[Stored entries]
_____

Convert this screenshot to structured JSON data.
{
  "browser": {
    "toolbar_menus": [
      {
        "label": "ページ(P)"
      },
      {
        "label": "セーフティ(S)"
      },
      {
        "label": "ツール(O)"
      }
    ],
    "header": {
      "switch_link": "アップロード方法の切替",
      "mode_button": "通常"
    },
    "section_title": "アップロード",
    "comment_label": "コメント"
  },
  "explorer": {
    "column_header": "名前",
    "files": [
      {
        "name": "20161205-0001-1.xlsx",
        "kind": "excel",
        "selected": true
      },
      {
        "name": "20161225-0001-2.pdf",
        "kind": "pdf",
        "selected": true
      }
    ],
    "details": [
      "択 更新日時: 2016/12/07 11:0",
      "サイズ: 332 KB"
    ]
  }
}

_____

WHAT NEEDS TO BE DONE: Pull out all lines from the listing that contain the string "name".

FINISHED EXERCISE:
        "name": "20161205-0001-1.xlsx",
        "name": "20161225-0001-2.pdf",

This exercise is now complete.